Exercise instructions.
Retype everything from the start of the material down through the line containing "connectors for all", keeping every line unchanged.

┌──

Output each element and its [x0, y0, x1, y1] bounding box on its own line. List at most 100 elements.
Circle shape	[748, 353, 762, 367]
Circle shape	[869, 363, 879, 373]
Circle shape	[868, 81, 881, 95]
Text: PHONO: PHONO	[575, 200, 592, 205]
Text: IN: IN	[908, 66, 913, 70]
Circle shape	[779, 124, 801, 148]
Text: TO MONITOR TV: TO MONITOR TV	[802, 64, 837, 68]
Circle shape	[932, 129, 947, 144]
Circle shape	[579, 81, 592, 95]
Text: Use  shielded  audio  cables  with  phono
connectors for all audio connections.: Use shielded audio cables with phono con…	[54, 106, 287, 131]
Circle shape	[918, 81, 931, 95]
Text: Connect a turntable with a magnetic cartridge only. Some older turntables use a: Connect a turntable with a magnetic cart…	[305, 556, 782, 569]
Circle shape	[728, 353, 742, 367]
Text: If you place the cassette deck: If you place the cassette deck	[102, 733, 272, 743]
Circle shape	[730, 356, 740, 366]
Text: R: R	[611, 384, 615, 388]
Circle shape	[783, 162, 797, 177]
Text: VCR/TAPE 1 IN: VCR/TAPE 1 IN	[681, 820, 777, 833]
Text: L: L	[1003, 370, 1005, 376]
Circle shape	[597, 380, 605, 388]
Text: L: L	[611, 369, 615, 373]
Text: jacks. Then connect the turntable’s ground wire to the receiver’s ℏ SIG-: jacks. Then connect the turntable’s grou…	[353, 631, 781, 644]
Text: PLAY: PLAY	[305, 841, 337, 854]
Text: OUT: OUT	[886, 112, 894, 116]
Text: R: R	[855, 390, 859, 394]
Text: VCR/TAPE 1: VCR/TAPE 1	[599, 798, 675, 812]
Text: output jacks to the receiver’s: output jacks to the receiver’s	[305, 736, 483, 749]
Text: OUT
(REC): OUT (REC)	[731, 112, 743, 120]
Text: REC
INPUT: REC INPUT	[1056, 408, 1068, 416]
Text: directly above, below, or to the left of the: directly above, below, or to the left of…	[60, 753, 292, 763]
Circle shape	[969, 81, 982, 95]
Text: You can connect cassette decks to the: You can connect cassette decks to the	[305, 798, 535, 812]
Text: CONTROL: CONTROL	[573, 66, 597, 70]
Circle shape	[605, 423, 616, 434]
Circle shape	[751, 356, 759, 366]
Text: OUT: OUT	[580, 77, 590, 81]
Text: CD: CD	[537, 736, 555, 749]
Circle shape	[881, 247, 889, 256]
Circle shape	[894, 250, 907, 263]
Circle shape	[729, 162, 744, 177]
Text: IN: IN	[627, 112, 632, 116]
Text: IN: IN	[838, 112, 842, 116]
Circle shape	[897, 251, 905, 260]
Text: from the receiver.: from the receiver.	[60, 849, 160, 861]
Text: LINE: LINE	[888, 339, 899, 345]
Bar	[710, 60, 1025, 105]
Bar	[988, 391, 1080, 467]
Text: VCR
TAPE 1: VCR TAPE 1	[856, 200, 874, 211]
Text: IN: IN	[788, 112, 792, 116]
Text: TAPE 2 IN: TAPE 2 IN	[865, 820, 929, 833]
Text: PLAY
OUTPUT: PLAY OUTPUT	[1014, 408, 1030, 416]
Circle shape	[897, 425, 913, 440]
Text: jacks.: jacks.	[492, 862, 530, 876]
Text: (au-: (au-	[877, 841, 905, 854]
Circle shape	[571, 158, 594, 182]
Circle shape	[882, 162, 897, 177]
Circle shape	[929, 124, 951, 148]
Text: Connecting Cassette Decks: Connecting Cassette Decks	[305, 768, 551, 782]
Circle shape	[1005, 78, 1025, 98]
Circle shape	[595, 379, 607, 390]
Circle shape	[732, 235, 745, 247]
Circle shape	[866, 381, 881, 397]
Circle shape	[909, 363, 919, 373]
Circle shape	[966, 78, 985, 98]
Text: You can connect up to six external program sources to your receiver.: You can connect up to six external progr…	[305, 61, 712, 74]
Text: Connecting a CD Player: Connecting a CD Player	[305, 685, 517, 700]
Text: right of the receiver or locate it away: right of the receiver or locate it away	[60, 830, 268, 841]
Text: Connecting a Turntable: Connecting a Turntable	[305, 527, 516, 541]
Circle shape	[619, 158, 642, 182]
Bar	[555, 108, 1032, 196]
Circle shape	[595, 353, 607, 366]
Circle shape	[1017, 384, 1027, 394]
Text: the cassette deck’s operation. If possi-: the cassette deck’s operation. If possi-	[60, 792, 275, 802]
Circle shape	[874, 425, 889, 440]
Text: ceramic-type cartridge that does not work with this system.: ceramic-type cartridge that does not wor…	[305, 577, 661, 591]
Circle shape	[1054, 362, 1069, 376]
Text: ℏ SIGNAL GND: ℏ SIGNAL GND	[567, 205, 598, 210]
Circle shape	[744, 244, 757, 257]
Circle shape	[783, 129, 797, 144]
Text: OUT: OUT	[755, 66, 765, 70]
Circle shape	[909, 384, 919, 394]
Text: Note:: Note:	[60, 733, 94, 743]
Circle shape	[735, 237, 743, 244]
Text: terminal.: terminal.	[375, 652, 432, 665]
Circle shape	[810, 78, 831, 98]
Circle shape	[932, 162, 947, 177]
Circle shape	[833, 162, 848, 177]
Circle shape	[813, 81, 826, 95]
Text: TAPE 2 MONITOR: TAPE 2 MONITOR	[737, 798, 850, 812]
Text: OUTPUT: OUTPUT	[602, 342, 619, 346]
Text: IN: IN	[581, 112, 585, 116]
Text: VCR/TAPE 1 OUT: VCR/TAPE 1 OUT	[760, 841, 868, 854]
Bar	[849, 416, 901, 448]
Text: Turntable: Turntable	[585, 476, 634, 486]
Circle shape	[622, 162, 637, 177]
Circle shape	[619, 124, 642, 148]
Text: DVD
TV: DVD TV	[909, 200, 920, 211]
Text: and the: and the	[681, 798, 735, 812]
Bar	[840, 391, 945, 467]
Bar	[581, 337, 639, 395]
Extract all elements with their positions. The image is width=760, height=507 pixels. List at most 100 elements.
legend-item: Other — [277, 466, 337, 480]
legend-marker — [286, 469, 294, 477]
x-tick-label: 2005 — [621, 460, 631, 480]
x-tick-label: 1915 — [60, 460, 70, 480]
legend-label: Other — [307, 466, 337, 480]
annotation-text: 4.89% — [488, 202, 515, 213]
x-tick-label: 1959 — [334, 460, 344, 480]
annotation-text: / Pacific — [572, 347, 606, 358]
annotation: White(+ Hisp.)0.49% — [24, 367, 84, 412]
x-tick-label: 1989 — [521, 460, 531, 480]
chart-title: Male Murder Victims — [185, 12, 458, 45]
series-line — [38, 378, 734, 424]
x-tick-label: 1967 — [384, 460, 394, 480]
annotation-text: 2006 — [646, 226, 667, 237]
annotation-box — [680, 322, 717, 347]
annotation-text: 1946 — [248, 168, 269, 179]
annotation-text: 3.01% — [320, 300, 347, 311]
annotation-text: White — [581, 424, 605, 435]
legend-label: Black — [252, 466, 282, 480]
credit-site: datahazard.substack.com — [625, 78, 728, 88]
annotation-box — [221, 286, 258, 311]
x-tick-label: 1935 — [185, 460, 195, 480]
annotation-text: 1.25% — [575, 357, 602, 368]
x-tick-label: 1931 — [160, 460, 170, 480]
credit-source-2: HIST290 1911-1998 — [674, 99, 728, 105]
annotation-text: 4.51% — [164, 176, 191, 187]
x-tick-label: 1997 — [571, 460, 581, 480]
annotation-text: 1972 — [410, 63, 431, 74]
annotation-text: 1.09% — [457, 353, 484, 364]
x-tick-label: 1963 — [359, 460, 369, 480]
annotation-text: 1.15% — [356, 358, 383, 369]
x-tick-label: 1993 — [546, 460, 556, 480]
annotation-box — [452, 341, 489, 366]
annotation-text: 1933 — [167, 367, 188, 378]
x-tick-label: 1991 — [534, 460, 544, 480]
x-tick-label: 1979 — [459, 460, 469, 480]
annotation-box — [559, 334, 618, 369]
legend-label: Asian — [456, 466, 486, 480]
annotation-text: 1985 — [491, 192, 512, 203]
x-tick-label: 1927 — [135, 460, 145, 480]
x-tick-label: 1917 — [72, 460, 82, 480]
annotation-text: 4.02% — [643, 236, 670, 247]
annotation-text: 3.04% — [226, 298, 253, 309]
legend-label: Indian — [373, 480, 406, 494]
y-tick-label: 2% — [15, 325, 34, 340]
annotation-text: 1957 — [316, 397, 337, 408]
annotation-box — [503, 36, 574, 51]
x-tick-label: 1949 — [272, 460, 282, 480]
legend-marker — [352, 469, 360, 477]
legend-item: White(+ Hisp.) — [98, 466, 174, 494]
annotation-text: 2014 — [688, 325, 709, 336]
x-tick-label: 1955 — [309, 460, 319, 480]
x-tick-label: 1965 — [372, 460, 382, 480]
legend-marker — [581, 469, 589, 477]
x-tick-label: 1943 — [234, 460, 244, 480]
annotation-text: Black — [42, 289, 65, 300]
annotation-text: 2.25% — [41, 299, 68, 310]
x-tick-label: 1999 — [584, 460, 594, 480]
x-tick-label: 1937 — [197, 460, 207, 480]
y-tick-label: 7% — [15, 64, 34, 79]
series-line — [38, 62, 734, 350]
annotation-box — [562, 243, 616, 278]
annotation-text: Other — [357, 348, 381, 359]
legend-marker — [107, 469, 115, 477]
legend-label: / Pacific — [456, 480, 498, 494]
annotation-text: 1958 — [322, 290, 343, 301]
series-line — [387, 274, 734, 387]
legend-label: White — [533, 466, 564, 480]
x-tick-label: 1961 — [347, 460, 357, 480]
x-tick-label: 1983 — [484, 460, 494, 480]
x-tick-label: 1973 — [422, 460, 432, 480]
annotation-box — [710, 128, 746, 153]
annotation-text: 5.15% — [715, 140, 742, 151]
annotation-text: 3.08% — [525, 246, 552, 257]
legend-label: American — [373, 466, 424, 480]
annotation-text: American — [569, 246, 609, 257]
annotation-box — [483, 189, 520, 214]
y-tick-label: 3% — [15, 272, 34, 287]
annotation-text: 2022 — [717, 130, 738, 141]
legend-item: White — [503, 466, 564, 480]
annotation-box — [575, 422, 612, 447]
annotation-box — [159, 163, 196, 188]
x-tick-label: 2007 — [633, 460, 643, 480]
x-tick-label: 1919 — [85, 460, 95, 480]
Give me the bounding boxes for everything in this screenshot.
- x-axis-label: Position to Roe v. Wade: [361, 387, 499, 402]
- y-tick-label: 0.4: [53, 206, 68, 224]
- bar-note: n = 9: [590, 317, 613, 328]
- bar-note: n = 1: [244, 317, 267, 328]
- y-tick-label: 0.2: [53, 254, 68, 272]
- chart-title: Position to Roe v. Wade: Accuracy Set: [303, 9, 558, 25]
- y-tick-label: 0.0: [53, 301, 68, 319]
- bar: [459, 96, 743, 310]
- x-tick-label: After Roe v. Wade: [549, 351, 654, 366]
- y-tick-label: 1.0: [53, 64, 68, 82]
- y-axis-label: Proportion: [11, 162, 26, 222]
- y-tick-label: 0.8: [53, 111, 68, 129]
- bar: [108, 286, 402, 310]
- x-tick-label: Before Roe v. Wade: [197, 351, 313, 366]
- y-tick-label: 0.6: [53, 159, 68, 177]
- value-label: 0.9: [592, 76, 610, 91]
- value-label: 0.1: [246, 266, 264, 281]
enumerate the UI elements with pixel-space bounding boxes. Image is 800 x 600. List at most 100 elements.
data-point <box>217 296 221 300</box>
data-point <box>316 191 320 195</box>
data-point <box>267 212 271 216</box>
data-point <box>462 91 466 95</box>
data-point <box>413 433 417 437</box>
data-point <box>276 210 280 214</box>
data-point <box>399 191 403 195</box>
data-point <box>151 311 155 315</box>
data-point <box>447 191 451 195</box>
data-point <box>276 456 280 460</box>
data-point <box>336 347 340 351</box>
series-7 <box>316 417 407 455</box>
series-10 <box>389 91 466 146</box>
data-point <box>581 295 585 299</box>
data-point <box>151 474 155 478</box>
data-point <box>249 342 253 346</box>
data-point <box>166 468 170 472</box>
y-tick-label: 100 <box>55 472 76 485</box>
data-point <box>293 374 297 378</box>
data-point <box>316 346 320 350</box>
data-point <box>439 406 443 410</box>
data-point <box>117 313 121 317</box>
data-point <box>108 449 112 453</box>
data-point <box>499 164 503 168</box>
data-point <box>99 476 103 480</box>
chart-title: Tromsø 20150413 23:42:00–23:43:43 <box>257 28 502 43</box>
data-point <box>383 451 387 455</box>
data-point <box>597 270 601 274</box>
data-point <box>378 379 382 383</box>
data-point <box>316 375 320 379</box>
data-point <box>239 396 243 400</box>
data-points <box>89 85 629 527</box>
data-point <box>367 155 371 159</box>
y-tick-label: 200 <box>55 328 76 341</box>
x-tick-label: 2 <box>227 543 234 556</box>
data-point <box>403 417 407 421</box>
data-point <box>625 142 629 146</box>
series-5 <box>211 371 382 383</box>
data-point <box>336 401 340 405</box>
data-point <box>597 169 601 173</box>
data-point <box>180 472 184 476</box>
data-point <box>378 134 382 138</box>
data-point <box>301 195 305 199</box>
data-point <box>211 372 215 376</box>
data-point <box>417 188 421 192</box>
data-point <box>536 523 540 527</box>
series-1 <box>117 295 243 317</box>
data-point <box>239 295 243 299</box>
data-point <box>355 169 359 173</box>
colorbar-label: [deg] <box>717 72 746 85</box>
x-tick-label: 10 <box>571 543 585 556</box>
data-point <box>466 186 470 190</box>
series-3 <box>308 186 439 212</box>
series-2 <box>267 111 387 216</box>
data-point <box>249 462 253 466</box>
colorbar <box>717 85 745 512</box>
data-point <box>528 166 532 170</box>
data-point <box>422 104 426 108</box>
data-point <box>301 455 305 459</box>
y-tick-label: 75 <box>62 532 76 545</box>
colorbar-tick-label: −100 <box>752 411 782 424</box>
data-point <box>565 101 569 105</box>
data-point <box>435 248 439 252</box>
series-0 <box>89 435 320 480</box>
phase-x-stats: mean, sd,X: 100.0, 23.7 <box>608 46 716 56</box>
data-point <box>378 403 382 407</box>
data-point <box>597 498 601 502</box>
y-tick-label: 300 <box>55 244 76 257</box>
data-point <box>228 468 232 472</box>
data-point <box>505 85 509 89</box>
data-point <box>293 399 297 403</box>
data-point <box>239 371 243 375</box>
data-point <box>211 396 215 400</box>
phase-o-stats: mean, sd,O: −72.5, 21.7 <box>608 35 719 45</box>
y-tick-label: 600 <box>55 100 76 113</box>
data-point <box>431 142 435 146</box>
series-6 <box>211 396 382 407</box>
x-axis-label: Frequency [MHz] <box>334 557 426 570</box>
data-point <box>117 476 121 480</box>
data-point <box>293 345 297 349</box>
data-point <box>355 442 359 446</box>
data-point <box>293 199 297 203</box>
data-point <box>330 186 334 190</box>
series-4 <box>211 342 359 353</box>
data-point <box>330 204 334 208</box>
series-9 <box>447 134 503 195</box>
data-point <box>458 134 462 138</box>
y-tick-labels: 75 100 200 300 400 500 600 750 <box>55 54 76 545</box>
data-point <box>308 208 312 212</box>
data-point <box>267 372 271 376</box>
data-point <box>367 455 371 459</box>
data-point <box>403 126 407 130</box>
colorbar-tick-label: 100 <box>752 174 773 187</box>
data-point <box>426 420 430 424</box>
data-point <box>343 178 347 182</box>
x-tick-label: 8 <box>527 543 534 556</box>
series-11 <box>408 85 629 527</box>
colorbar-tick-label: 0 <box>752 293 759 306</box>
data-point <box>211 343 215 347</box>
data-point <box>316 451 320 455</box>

└──

Exercise answer.
Output each element and its [x0, y0, x1, y1] bounding box on its own line. List at most 100 elements.
Circle shape	[748, 353, 762, 367]
Circle shape	[869, 363, 879, 373]
Circle shape	[868, 81, 881, 95]
Text: PHONO: PHONO	[575, 200, 592, 205]
Text: IN: IN	[908, 66, 913, 70]
Circle shape	[779, 124, 801, 148]
Text: TO MONITOR TV: TO MONITOR TV	[802, 64, 837, 68]
Circle shape	[932, 129, 947, 144]
Circle shape	[579, 81, 592, 95]
Text: Use  shielded  audio  cables  with  phono
connectors for all audio connections.: Use shielded audio cables with phono con…	[54, 106, 287, 131]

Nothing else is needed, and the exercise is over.